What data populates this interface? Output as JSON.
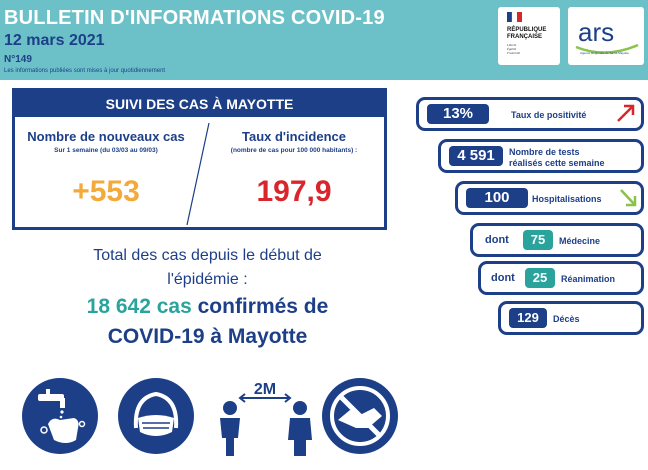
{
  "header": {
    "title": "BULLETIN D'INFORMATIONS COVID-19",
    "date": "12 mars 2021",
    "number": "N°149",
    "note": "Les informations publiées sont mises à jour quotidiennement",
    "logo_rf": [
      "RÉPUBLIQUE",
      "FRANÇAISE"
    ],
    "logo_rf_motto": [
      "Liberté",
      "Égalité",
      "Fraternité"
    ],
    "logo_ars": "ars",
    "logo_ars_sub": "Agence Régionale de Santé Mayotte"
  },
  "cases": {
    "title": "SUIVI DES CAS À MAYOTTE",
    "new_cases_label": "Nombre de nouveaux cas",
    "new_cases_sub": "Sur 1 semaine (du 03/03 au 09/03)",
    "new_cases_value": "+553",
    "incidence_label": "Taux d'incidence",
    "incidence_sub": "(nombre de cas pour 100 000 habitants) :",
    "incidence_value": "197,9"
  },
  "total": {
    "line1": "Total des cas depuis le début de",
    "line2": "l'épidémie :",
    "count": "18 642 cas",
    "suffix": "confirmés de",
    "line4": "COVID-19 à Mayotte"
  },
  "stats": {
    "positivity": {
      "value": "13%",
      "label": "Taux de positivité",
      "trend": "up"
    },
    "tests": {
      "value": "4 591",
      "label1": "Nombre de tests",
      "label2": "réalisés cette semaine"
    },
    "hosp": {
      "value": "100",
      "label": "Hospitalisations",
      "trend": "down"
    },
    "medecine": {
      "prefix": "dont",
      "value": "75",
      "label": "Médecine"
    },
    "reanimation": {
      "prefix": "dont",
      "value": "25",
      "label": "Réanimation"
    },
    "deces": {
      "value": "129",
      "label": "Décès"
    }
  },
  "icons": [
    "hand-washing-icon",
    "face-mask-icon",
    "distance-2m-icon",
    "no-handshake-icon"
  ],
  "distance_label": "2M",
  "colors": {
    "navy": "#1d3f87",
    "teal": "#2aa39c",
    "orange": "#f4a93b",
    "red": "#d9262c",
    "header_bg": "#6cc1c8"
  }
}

--------------------------------------------------

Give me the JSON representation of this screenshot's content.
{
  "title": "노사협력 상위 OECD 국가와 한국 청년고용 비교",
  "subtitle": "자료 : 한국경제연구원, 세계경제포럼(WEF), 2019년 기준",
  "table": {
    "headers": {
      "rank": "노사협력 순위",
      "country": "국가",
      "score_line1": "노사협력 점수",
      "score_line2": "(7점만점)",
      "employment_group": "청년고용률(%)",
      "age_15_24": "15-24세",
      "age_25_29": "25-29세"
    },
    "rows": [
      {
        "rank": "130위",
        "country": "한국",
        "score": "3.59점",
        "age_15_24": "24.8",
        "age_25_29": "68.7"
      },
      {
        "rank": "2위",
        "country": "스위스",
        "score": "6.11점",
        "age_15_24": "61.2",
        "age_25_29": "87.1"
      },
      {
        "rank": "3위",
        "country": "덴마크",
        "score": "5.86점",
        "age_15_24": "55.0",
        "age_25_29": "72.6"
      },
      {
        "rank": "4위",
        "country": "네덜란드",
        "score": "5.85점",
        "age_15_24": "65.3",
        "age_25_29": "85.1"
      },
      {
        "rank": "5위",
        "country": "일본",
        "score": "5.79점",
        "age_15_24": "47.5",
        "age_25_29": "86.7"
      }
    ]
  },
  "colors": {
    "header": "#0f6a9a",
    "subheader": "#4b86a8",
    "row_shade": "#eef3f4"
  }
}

--------------------------------------------------

→ Required work: Go through the entries above and count the lines containing the word "COVID"; give only that count.

→ Solution below: 2